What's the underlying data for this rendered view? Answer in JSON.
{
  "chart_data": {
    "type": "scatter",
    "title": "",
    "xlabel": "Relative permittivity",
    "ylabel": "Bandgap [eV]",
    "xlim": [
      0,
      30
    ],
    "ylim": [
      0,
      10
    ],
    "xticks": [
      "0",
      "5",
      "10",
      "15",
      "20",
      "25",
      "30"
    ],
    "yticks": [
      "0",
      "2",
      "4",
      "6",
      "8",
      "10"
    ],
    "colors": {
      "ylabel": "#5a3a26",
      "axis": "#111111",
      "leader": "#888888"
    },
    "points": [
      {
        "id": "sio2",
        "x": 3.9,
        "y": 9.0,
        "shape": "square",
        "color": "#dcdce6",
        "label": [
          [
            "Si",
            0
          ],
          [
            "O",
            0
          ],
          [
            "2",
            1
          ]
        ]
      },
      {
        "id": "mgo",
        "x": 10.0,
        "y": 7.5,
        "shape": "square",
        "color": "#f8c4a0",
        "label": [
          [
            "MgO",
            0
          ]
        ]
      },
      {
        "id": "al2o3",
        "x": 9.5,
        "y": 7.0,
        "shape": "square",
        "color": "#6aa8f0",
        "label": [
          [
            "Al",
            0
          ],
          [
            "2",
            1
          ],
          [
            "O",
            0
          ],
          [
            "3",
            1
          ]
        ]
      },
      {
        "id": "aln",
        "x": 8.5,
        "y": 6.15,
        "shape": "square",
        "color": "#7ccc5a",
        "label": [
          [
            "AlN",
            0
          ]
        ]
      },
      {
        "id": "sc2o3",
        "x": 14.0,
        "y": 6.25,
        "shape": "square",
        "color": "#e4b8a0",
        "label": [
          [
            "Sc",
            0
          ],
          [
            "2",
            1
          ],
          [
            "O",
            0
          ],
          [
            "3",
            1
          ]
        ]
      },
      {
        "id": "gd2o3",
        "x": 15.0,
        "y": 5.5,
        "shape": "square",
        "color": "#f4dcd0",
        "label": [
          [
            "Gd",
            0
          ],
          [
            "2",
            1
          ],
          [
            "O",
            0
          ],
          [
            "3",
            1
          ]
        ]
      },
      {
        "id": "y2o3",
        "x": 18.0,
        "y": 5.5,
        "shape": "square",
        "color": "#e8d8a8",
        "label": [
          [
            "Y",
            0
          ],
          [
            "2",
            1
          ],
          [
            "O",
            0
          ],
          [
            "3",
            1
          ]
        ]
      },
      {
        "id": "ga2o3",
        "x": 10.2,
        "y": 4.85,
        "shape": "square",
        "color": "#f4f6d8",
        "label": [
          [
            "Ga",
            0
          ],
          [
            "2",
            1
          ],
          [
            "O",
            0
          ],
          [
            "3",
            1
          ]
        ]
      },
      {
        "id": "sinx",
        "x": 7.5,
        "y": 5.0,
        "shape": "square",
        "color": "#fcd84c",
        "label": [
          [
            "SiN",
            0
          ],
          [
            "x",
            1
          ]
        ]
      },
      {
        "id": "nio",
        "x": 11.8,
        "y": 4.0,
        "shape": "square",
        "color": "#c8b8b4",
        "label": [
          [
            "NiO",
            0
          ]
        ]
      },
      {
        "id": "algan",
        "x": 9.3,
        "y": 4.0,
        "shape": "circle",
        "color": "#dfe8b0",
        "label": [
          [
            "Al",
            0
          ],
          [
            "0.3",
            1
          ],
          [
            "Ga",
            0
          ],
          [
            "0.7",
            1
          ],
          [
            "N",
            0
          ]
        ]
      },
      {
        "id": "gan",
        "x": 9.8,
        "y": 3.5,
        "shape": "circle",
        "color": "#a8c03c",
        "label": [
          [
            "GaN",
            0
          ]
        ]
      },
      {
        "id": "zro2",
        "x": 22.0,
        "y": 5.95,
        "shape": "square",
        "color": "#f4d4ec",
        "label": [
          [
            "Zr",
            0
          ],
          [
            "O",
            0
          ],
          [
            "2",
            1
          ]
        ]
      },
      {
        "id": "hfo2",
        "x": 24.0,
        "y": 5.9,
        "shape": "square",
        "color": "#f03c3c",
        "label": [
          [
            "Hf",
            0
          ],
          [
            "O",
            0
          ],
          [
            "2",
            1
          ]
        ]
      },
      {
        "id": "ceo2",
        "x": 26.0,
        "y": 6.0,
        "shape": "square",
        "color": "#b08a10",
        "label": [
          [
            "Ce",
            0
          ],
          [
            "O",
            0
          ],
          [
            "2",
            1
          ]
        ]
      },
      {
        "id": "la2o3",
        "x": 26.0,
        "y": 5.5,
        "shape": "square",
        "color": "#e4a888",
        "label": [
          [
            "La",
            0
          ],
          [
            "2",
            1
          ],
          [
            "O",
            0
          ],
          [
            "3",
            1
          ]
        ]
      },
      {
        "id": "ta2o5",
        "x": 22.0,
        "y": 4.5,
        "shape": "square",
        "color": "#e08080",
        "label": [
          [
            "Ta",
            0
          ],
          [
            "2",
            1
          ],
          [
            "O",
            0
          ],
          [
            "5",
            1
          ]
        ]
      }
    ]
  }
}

----------

**Exercise directions**
Copy every line of the records word for word.

**Problem solution**
What's the underlying data for this rendered view? Answer in JSON.
{
  "chart_data": {
    "type": "scatter",
    "title": "",
    "xlabel": "Relative permittivity",
    "ylabel": "Bandgap [eV]",
    "xlim": [
      0,
      30
    ],
    "ylim": [
      0,
      10
    ],
    "xticks": [
      "0",
      "5",
      "10",
      "15",
      "20",
      "25",
      "30"
    ],
    "yticks": [
      "0",
      "2",
      "4",
      "6",
      "8",
      "10"
    ],
    "colors": {
      "ylabel": "#5a3a26",
      "axis": "#111111",
      "leader": "#888888"
    },
    "points": [
      {
        "id": "sio2",
        "x": 3.9,
        "y": 9.0,
        "shape": "square",
        "color": "#dcdce6",
        "label": [
          [
            "Si",
            0
          ],
          [
            "O",
            0
          ],
          [
            "2",
            1
          ]
        ]
      },
      {
        "id": "mgo",
        "x": 10.0,
        "y": 7.5,
        "shape": "square",
        "color": "#f8c4a0",
        "label": [
          [
            "MgO",
            0
          ]
        ]
      },
      {
        "id": "al2o3",
        "x": 9.5,
        "y": 7.0,
        "shape": "square",
        "color": "#6aa8f0",
        "label": [
          [
            "Al",
            0
          ],
          [
            "2",
            1
          ],
          [
            "O",
            0
          ],
          [
            "3",
            1
          ]
        ]
      },
      {
        "id": "aln",
        "x": 8.5,
        "y": 6.15,
        "shape": "square",
        "color": "#7ccc5a",
        "label": [
          [
            "AlN",
            0
          ]
        ]
      },
      {
        "id": "sc2o3",
        "x": 14.0,
        "y": 6.25,
        "shape": "square",
        "color": "#e4b8a0",
        "label": [
          [
            "Sc",
            0
          ],
          [
            "2",
            1
          ],
          [
            "O",
            0
          ],
          [
            "3",
            1
          ]
        ]
      },
      {
        "id": "gd2o3",
        "x": 15.0,
        "y": 5.5,
        "shape": "square",
        "color": "#f4dcd0",
        "label": [
          [
            "Gd",
            0
          ],
          [
            "2",
            1
          ],
          [
            "O",
            0
          ],
          [
            "3",
            1
          ]
        ]
      },
      {
        "id": "y2o3",
        "x": 18.0,
        "y": 5.5,
        "shape": "square",
        "color": "#e8d8a8",
        "label": [
          [
            "Y",
            0
          ],
          [
            "2",
            1
          ],
          [
            "O",
            0
          ],
          [
            "3",
            1
          ]
        ]
      },
      {
        "id": "ga2o3",
        "x": 10.2,
        "y": 4.85,
        "shape": "square",
        "color": "#f4f6d8",
        "label": [
          [
            "Ga",
            0
          ],
          [
            "2",
            1
          ],
          [
            "O",
            0
          ],
          [
            "3",
            1
          ]
        ]
      },
      {
        "id": "sinx",
        "x": 7.5,
        "y": 5.0,
        "shape": "square",
        "color": "#fcd84c",
        "label": [
          [
            "SiN",
            0
          ],
          [
            "x",
            1
          ]
        ]
      },
      {
        "id": "nio",
        "x": 11.8,
        "y": 4.0,
        "shape": "square",
        "color": "#c8b8b4",
        "label": [
          [
            "NiO",
            0
          ]
        ]
      },
      {
        "id": "algan",
        "x": 9.3,
        "y": 4.0,
        "shape": "circle",
        "color": "#dfe8b0",
        "label": [
          [
            "Al",
            0
          ],
          [
            "0.3",
            1
          ],
          [
            "Ga",
            0
          ],
          [
            "0.7",
            1
          ],
          [
            "N",
            0
          ]
        ]
      },
      {
        "id": "gan",
        "x": 9.8,
        "y": 3.5,
        "shape": "circle",
        "color": "#a8c03c",
        "label": [
          [
            "GaN",
            0
          ]
        ]
      },
      {
        "id": "zro2",
        "x": 22.0,
        "y": 5.95,
        "shape": "square",
        "color": "#f4d4ec",
        "label": [
          [
            "Zr",
            0
          ],
          [
            "O",
            0
          ],
          [
            "2",
            1
          ]
        ]
      },
      {
        "id": "hfo2",
        "x": 24.0,
        "y": 5.9,
        "shape": "square",
        "color": "#f03c3c",
        "label": [
          [
            "Hf",
            0
          ],
          [
            "O",
            0
          ],
          [
            "2",
            1
          ]
        ]
      },
      {
        "id": "ceo2",
        "x": 26.0,
        "y": 6.0,
        "shape": "square",
        "color": "#b08a10",
        "label": [
          [
            "Ce",
            0
          ],
          [
            "O",
            0
          ],
          [
            "2",
            1
          ]
        ]
      },
      {
        "id": "la2o3",
        "x": 26.0,
        "y": 5.5,
        "shape": "square",
        "color": "#e4a888",
        "label": [
          [
            "La",
            0
          ],
          [
            "2",
            1
          ],
          [
            "O",
            0
          ],
          [
            "3",
            1
          ]
        ]
      },
      {
        "id": "ta2o5",
        "x": 22.0,
        "y": 4.5,
        "shape": "square",
        "color": "#e08080",
        "label": [
          [
            "Ta",
            0
          ],
          [
            "2",
            1
          ],
          [
            "O",
            0
          ],
          [
            "5",
            1
          ]
        ]
      }
    ]
  }
}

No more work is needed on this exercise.